• [To do]
Give only the number of lines in the data that contain the word "келе".
··· Provided records ···
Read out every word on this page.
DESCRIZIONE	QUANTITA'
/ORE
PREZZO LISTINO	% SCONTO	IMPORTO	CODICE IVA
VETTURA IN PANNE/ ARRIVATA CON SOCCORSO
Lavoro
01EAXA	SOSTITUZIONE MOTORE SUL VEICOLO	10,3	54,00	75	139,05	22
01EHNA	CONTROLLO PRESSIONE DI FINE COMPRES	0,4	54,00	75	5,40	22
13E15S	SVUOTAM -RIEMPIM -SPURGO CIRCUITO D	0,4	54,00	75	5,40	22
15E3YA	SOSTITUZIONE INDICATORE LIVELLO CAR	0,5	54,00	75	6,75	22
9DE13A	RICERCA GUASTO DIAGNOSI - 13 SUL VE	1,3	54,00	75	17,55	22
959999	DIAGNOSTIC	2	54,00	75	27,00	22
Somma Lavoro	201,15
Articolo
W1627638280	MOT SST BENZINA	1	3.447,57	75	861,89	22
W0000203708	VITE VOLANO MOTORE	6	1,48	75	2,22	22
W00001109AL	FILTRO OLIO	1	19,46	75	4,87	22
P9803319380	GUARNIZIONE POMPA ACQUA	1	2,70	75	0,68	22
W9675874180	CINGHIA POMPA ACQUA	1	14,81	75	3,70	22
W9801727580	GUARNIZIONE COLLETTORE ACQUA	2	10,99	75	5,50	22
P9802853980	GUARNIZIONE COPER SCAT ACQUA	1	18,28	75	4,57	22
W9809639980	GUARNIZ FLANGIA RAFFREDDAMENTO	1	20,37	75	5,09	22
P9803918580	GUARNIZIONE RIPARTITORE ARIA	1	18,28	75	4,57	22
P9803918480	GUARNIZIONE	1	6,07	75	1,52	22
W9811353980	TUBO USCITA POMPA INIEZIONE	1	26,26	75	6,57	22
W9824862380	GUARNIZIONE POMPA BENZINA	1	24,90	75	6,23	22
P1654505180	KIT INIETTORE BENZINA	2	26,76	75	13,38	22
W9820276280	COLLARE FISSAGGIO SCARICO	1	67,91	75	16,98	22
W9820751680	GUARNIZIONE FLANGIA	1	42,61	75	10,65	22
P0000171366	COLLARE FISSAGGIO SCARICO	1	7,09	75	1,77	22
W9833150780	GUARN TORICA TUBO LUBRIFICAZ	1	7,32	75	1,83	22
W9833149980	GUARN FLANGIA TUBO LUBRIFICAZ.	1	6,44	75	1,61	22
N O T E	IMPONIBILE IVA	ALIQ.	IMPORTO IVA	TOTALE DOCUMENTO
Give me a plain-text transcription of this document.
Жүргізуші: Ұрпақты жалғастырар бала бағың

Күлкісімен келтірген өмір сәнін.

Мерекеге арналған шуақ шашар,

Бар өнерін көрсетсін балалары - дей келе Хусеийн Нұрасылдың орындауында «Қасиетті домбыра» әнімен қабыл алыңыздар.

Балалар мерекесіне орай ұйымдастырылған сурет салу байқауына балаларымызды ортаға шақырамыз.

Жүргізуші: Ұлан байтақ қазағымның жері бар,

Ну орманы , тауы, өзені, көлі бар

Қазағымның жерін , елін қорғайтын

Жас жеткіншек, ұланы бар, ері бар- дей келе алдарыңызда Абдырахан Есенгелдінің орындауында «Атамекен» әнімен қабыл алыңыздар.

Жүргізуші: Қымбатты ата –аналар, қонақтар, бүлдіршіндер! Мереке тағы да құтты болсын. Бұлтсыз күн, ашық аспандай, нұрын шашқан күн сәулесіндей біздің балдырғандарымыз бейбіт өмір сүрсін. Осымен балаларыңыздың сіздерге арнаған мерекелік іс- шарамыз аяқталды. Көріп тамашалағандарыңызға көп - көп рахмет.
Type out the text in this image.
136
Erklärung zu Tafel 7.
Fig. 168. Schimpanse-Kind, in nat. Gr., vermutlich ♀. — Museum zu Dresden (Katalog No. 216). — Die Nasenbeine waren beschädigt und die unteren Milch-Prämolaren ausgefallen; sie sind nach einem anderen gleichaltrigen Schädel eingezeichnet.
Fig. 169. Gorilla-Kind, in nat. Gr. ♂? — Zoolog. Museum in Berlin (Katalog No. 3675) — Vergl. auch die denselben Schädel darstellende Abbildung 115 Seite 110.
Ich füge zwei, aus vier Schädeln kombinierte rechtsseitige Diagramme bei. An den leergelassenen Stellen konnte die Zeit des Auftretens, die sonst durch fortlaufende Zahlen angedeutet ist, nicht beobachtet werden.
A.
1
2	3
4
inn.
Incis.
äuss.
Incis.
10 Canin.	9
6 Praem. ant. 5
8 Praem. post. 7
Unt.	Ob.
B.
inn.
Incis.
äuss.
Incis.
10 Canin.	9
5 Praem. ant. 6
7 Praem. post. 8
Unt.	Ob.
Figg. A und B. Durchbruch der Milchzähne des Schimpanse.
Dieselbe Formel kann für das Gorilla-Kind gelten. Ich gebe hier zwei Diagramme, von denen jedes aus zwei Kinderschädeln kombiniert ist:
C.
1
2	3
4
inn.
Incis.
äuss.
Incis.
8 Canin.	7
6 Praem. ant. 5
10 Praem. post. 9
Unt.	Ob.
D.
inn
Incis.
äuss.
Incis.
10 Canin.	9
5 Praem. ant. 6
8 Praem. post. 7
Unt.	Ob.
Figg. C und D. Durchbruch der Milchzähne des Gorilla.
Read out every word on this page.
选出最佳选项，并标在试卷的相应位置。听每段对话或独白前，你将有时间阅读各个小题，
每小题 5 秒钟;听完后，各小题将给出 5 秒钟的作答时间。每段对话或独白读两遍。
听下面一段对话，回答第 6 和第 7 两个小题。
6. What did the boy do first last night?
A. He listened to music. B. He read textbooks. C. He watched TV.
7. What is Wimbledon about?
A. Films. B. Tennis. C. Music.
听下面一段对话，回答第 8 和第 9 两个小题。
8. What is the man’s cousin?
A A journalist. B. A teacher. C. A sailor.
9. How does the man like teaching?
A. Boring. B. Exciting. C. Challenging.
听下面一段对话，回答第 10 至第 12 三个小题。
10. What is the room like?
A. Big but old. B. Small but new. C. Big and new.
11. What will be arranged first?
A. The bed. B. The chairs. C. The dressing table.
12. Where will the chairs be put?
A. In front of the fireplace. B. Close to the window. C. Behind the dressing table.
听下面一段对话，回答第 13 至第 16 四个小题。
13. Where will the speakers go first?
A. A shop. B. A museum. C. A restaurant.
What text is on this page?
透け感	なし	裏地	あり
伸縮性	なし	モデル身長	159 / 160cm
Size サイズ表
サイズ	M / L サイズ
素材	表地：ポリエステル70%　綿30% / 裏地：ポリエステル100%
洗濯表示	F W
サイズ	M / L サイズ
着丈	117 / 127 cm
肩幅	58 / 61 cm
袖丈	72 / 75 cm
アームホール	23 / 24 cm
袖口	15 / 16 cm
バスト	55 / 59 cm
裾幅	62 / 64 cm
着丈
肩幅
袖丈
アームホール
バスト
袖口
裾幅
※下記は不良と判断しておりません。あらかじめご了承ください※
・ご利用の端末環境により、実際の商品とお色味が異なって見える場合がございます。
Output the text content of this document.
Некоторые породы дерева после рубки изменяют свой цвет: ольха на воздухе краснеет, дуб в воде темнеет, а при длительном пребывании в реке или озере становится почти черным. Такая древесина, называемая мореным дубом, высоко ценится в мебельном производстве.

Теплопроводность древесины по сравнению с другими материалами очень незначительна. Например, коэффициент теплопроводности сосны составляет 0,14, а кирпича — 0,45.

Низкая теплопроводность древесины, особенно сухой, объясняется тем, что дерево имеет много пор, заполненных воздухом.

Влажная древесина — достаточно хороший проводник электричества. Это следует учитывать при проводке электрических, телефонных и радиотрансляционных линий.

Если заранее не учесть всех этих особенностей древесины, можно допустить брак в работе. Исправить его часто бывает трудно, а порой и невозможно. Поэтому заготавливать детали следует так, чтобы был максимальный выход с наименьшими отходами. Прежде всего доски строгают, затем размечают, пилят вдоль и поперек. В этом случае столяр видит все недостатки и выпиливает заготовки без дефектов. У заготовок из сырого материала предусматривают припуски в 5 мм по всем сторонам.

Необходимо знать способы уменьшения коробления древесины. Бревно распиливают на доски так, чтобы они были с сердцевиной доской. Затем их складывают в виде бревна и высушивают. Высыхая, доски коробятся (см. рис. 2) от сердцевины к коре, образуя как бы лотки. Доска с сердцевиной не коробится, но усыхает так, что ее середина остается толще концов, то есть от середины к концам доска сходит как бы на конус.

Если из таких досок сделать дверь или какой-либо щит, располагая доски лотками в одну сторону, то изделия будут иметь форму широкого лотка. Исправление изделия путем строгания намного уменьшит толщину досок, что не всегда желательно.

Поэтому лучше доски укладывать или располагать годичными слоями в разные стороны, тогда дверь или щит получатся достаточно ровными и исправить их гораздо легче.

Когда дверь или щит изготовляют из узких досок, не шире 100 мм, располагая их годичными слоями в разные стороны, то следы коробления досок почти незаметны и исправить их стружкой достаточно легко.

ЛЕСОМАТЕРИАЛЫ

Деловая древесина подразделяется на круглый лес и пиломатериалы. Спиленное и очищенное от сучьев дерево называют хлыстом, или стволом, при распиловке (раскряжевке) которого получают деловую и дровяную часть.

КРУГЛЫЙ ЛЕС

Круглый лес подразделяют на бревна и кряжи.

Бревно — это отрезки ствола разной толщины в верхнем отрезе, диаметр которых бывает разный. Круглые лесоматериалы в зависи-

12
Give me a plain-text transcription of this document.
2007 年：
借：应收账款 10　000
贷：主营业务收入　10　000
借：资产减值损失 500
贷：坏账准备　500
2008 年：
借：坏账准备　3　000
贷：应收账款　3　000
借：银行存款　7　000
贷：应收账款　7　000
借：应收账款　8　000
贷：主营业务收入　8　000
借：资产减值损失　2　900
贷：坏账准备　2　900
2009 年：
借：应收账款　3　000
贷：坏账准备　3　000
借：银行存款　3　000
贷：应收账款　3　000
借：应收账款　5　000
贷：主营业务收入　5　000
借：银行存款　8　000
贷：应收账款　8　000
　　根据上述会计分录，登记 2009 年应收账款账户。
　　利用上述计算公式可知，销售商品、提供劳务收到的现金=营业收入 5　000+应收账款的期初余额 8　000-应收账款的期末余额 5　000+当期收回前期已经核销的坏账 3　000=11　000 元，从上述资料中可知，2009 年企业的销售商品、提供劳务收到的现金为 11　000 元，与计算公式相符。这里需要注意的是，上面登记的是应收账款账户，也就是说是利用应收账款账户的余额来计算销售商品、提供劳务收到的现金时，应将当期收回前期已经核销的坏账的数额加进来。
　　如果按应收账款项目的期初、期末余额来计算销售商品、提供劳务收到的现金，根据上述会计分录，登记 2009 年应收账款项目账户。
···
• [Response to this exercise]
2